◆ **What is asked**:
Examine the entries and show every line in which the word "Customers" is found.

(Rows from a dataset)
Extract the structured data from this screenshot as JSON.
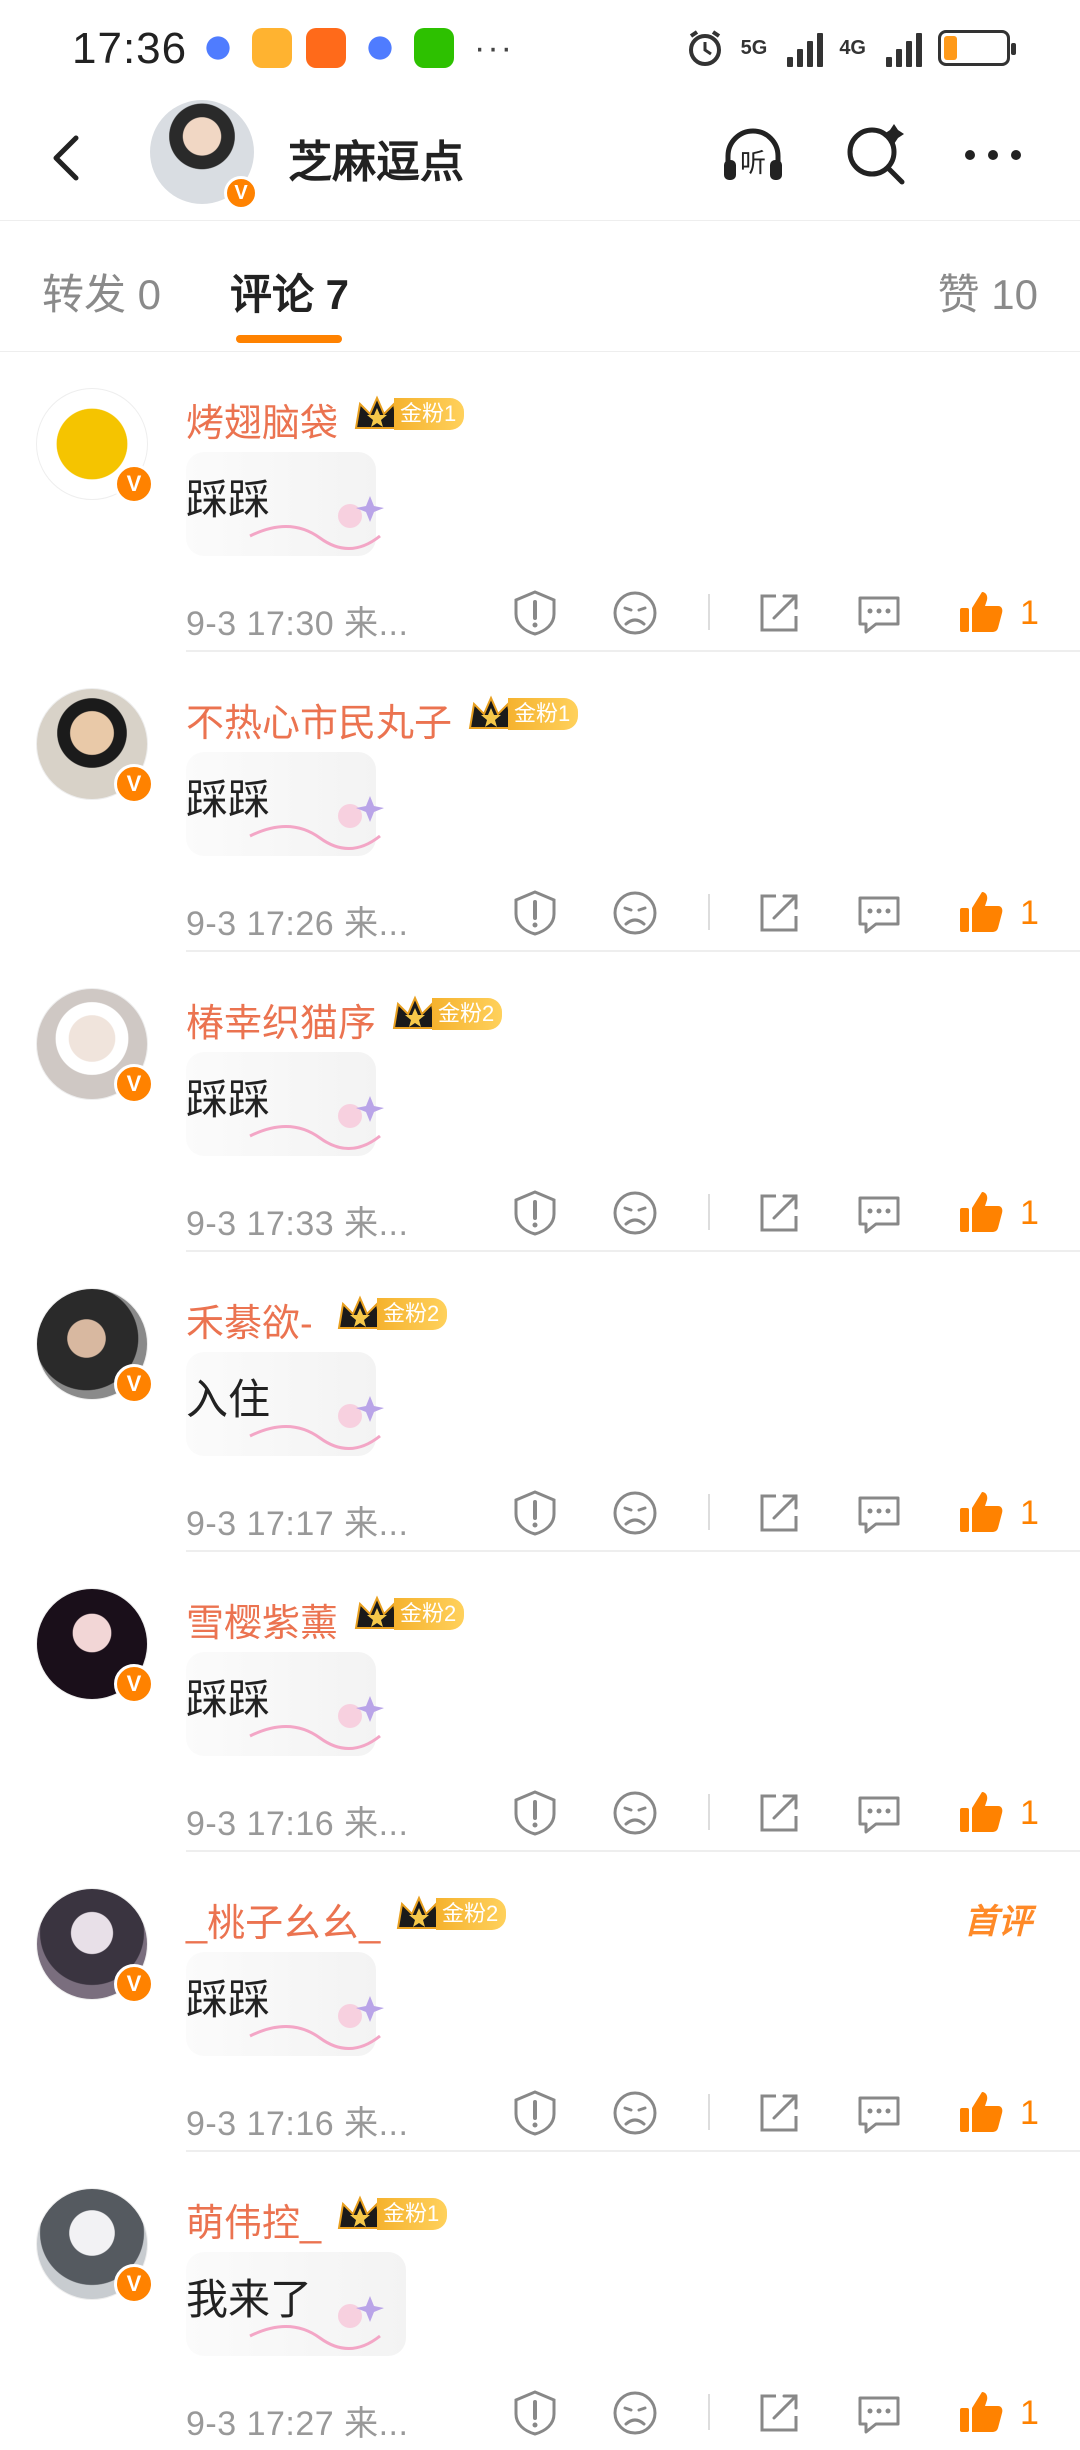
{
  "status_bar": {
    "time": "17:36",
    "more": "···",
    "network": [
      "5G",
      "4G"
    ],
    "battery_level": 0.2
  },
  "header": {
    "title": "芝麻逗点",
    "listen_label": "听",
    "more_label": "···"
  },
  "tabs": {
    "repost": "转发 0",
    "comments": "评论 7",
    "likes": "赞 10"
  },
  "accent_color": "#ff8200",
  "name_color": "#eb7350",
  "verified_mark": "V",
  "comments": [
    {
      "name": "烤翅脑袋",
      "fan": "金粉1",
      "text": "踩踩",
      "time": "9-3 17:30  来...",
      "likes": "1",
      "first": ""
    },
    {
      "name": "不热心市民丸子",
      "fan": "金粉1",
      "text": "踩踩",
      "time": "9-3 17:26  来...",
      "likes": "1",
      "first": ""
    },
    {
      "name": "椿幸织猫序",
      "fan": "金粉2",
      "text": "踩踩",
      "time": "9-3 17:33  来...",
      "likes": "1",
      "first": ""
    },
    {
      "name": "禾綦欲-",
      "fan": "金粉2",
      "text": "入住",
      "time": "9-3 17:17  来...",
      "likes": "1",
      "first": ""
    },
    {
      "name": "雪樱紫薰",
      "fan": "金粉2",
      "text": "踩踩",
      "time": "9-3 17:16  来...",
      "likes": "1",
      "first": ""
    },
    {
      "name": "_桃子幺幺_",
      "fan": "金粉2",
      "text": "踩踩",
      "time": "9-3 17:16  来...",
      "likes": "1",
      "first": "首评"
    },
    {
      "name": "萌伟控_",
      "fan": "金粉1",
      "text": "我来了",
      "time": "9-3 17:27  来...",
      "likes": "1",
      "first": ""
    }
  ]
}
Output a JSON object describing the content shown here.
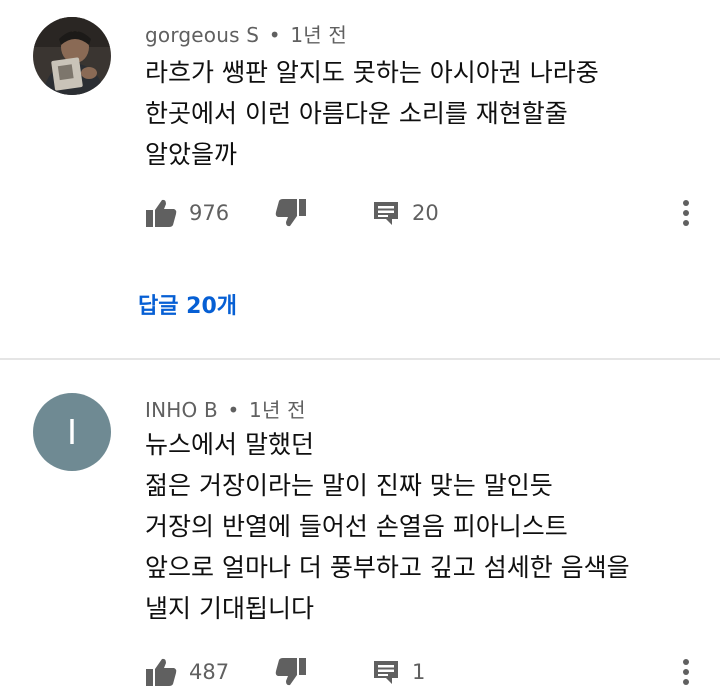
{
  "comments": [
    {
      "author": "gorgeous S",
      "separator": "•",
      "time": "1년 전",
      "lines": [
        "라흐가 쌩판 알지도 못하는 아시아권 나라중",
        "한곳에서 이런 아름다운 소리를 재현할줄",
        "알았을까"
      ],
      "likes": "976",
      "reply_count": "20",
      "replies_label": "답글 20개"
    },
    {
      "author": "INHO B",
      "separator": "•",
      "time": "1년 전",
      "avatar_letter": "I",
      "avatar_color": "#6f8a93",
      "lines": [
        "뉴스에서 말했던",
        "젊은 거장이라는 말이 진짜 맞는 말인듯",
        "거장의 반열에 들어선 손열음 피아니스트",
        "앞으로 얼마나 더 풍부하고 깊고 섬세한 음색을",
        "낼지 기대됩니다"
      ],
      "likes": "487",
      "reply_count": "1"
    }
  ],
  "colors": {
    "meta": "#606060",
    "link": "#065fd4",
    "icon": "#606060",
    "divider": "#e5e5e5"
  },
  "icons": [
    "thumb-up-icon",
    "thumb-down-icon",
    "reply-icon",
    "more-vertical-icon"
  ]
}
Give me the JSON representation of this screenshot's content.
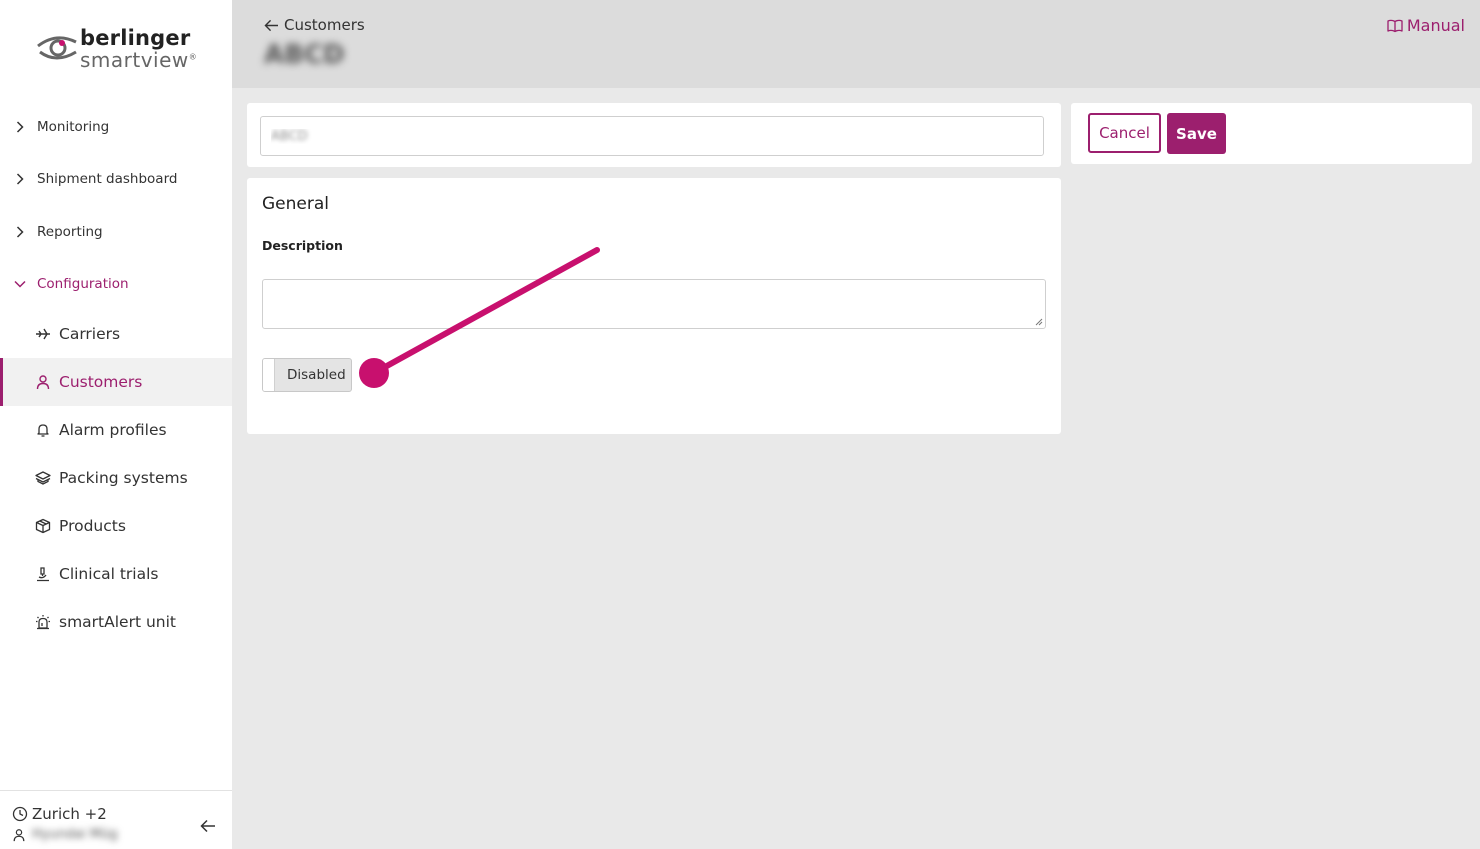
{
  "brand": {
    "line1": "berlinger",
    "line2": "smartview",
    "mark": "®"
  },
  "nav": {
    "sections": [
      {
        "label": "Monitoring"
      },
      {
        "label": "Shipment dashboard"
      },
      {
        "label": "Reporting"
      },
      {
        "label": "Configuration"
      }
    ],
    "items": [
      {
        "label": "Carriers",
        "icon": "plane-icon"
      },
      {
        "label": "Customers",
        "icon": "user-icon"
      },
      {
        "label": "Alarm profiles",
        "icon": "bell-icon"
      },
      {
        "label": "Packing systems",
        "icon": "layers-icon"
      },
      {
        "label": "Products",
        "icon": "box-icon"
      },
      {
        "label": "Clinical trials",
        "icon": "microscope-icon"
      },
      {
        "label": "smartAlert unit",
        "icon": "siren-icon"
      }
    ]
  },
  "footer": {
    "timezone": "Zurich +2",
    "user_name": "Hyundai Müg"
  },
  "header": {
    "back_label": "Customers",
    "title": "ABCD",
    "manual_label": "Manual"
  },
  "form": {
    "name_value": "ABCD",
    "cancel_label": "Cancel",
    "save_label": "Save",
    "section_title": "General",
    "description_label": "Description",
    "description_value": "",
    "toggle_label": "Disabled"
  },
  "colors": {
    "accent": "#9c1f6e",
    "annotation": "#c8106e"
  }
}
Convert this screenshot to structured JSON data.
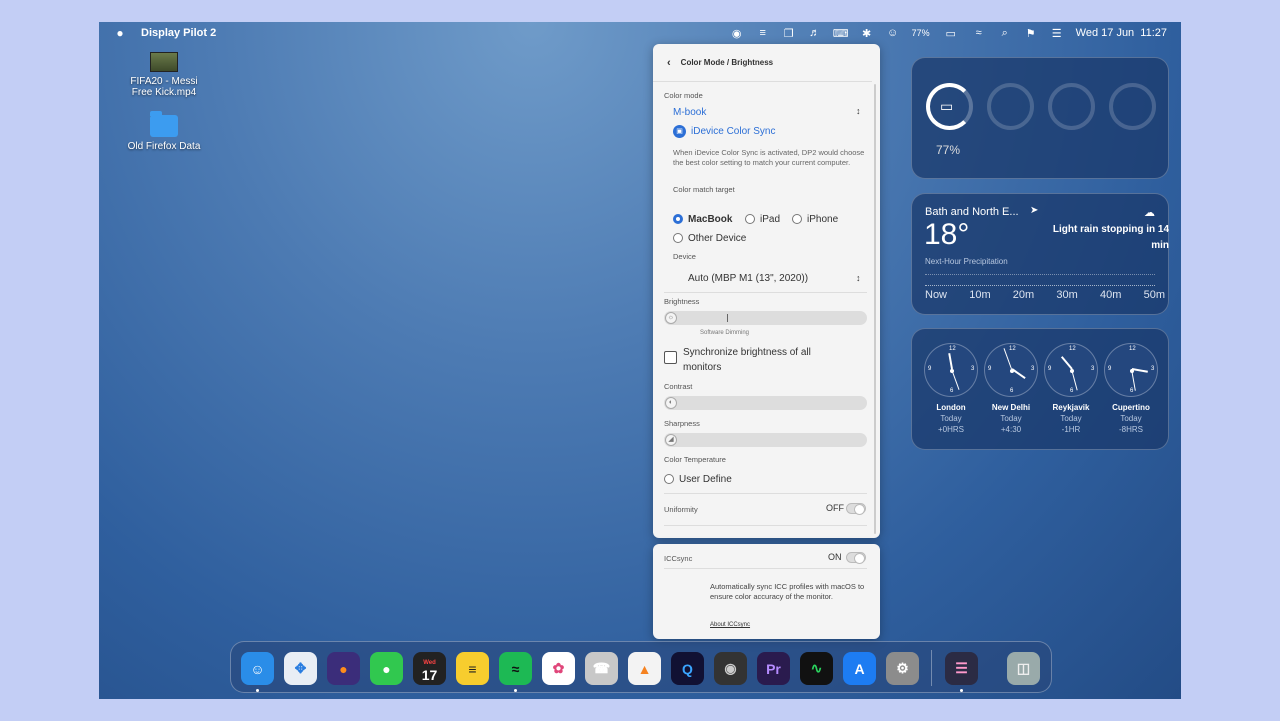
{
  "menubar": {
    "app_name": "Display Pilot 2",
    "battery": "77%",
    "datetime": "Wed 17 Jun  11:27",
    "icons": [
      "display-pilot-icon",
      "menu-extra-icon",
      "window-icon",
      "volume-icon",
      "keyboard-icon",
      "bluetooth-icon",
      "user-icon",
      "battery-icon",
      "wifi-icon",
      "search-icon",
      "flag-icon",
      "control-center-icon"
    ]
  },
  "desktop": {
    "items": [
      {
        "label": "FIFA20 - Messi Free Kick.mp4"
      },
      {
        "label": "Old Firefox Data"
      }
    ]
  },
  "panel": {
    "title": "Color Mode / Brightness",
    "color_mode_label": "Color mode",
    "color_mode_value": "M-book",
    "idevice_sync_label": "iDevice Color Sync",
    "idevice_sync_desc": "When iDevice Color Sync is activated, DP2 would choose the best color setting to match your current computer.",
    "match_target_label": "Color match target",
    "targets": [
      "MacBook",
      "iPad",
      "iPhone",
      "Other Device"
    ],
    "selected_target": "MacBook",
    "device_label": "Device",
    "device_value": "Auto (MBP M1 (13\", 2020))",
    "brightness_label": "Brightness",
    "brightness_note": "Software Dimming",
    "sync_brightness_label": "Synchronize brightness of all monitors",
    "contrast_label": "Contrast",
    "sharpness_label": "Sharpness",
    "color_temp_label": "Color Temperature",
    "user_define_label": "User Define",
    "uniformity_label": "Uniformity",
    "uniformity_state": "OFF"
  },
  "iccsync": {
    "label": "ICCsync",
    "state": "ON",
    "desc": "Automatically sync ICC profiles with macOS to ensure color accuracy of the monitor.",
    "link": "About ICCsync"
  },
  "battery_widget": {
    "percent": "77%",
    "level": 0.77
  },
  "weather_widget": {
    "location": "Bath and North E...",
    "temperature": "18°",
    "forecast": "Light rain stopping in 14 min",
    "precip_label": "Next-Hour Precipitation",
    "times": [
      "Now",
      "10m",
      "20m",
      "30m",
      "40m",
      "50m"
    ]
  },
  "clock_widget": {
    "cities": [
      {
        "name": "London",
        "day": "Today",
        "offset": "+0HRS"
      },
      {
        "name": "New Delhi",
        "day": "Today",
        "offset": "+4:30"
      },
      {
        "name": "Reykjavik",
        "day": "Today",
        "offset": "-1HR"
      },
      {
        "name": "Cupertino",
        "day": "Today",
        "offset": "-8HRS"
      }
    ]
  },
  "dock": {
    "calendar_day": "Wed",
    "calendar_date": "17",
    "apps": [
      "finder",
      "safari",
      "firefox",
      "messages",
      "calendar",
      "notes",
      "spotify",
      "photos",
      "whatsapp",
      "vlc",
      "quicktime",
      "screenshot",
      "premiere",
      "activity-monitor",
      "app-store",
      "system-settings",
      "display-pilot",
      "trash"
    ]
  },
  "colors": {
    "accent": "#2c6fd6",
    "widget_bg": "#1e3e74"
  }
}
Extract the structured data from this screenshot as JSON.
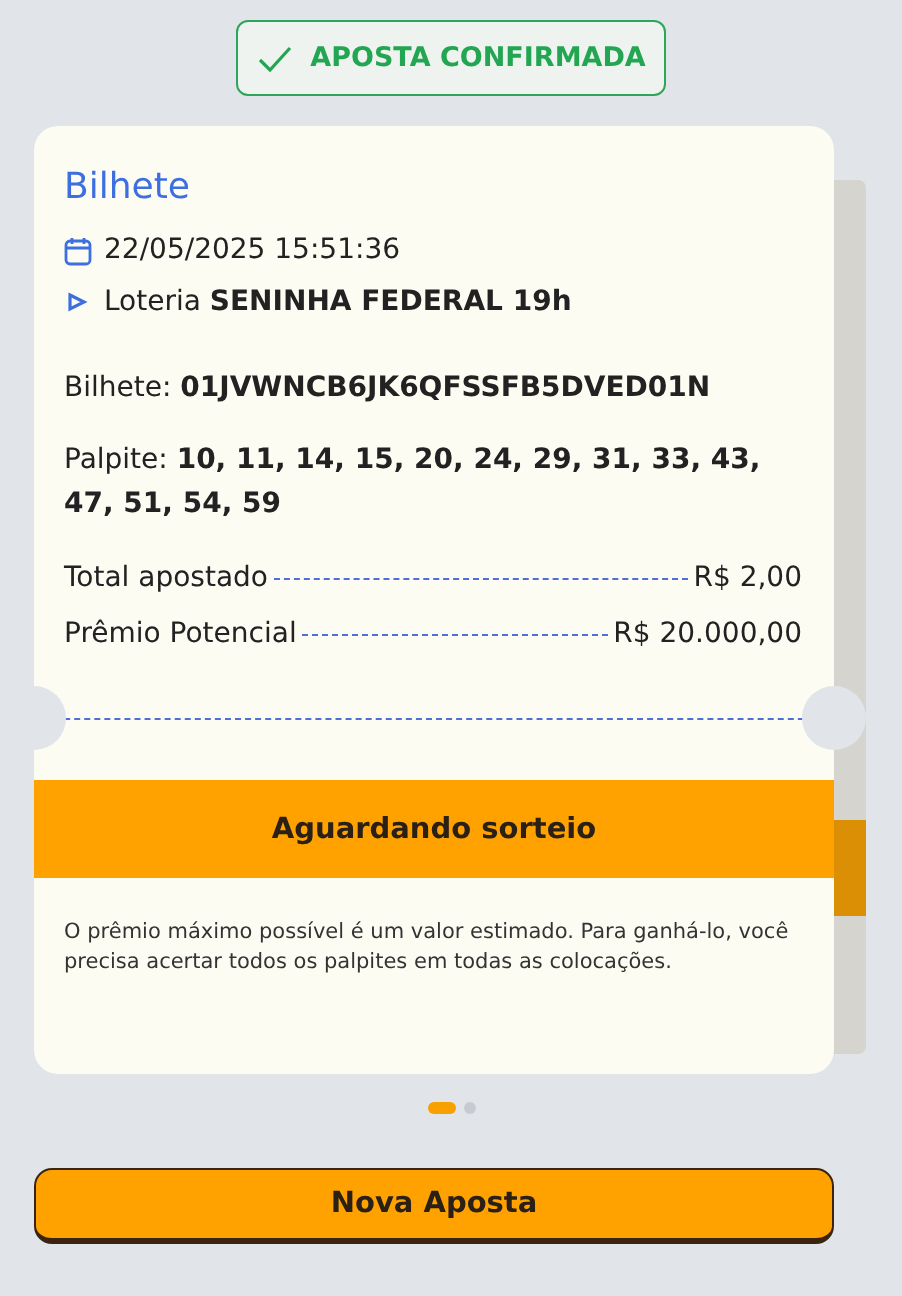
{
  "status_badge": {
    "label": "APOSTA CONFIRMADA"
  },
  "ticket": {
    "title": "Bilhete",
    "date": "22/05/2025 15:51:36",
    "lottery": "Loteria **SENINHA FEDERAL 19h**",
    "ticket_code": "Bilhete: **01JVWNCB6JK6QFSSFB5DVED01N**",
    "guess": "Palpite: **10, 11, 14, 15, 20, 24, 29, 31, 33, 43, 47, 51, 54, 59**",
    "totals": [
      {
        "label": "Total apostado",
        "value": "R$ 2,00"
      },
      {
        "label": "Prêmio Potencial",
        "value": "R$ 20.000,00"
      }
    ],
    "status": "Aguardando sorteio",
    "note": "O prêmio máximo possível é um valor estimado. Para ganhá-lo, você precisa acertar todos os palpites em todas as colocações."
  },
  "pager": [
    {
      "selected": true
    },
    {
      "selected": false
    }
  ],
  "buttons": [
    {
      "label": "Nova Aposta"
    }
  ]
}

◆ **Finished answer**:
        "label": "Customers",
    "back_label": "Customers",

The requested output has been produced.